▸ The exercise
From the entries below, copy every line that holds the word "ylabel".

▸ Recorded data
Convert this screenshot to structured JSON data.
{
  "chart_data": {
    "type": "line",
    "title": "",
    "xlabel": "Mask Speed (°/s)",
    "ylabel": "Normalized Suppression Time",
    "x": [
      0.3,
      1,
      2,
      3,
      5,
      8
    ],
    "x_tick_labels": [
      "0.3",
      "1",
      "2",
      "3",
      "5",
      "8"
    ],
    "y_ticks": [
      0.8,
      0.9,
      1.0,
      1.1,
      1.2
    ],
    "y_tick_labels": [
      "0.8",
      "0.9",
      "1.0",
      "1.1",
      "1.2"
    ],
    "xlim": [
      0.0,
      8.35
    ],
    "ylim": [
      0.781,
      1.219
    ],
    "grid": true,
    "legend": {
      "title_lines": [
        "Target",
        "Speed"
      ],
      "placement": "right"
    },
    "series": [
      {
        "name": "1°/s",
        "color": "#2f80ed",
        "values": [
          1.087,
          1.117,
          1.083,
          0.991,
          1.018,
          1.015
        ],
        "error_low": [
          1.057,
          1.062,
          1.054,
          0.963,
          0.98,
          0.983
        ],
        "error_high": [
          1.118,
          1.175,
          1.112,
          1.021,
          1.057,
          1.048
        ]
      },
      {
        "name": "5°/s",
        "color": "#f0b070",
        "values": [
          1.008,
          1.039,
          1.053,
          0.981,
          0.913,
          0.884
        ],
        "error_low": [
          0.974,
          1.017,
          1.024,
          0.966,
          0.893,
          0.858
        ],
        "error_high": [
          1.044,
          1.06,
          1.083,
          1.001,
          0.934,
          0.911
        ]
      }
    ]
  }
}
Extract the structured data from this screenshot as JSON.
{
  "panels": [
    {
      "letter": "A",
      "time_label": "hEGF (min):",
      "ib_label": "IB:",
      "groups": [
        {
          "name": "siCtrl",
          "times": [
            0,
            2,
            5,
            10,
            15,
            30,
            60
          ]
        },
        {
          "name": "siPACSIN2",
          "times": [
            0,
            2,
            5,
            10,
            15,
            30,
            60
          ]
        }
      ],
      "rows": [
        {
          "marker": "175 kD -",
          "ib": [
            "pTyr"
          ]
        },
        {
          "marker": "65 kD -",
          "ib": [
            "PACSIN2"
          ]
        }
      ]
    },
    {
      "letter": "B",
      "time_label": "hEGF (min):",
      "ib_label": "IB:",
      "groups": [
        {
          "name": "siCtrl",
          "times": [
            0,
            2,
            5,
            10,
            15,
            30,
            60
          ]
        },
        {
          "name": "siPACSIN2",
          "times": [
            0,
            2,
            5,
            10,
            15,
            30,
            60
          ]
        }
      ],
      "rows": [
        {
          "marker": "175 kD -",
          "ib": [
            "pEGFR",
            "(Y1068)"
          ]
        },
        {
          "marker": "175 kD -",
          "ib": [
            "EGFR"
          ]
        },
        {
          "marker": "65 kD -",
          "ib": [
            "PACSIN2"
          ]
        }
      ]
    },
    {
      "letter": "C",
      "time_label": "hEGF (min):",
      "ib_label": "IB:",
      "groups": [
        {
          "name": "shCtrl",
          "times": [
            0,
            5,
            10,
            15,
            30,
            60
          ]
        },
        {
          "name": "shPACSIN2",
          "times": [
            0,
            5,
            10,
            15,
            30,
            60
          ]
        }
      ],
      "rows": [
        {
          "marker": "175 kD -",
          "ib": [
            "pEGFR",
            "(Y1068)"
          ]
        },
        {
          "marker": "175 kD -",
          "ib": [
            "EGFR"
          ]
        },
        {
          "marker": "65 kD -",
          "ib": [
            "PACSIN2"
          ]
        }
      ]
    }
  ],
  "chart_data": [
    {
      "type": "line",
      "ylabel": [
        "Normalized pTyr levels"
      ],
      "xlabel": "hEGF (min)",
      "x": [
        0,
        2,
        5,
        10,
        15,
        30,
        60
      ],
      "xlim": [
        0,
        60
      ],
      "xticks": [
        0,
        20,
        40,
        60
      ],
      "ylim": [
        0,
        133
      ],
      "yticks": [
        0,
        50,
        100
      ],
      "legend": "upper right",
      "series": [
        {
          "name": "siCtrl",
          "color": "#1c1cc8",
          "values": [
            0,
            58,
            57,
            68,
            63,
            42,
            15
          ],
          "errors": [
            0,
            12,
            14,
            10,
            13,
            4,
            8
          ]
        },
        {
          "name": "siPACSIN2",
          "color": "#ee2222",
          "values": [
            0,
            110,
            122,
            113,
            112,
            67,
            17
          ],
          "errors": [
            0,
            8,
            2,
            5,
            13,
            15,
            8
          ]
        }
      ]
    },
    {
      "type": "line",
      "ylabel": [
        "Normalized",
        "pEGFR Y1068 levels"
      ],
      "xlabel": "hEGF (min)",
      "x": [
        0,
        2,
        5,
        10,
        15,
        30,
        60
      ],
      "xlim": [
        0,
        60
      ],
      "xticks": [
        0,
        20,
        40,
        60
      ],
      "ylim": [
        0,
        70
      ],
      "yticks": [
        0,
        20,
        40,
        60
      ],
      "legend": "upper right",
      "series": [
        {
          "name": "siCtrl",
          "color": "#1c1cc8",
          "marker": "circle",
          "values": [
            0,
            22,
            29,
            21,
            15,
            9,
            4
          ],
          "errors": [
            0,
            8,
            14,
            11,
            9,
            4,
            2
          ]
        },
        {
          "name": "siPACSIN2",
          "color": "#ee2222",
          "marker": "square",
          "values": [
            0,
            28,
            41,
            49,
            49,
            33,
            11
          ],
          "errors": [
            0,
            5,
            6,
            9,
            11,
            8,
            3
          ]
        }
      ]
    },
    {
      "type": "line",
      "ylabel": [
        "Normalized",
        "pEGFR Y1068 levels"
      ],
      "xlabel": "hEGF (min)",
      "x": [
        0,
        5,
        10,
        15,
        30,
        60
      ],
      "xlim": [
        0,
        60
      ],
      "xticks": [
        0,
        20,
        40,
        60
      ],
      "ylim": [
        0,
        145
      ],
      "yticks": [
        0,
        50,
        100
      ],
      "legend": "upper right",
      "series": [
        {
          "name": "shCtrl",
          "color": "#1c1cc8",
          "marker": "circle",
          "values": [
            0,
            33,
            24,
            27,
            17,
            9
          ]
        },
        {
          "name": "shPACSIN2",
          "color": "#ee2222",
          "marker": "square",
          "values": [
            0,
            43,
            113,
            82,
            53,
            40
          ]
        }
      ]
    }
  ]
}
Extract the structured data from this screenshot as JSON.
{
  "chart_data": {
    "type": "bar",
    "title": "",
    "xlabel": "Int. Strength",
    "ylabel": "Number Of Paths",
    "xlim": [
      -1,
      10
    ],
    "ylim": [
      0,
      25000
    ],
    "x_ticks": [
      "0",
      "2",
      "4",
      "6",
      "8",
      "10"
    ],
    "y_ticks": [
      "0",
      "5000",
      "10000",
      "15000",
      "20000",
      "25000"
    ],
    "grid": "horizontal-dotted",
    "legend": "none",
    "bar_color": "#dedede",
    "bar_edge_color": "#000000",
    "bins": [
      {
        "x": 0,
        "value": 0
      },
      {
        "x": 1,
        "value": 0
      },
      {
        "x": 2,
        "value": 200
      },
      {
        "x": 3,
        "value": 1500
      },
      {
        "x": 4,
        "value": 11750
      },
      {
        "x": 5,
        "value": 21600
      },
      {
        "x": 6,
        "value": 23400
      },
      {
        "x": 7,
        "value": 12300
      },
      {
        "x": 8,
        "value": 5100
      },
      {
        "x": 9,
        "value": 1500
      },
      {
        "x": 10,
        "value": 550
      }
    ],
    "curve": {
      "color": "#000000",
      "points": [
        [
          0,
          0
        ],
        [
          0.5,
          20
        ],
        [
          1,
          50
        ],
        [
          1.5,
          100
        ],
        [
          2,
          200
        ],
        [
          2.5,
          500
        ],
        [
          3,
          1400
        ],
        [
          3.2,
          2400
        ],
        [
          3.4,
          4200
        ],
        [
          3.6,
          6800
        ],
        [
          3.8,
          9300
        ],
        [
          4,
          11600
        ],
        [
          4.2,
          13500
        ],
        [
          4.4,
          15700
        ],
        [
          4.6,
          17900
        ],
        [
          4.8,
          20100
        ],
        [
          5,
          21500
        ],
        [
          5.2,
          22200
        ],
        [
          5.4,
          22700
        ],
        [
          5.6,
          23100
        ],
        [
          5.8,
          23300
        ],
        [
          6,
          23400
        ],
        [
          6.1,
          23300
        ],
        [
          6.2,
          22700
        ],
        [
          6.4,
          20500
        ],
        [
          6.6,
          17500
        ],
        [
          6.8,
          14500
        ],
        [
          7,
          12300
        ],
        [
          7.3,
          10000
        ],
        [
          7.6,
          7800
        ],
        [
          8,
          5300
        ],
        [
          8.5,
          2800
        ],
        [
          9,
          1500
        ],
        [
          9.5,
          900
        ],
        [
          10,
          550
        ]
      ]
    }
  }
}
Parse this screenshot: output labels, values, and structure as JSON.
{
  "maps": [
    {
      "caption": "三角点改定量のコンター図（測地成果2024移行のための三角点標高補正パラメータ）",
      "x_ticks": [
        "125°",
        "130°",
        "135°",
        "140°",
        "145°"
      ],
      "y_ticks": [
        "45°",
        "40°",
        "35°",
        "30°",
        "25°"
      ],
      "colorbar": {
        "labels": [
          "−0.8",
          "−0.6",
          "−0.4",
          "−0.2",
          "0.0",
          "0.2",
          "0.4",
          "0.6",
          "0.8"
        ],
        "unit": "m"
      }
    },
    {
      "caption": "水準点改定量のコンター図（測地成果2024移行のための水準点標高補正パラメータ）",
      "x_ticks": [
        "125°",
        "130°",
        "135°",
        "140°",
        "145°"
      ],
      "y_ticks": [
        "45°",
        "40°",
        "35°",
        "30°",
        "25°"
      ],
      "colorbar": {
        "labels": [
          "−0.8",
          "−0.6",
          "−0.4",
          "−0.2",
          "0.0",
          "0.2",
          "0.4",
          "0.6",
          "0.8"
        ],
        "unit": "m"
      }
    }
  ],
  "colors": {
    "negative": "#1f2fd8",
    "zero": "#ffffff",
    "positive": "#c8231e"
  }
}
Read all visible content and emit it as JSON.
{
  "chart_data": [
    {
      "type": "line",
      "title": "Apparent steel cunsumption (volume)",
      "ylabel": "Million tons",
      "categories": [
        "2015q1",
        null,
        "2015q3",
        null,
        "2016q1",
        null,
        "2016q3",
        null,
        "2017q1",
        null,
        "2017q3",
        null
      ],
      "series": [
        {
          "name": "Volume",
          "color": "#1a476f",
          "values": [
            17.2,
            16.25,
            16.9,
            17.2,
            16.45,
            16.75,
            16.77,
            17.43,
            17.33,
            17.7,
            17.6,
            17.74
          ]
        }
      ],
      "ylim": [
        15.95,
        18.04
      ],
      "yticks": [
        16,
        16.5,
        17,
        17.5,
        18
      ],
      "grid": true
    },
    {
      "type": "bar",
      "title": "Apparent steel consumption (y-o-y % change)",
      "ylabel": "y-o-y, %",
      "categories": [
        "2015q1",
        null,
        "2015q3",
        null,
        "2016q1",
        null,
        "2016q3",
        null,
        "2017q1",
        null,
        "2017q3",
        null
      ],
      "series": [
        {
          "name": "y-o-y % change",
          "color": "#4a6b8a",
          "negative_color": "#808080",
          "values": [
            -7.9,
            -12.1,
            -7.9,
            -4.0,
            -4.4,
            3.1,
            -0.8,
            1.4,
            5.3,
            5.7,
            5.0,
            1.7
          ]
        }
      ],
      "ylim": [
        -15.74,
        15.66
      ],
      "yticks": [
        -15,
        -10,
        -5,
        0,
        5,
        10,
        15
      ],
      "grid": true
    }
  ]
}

▸ Result of the exercise
    "ylabel": "Normalized Suppression Time",
      "ylabel": [
      "ylabel": [
      "ylabel": [
    "ylabel": "Number Of Paths",
      "ylabel": "Million tons",
      "ylabel": "y-o-y, %",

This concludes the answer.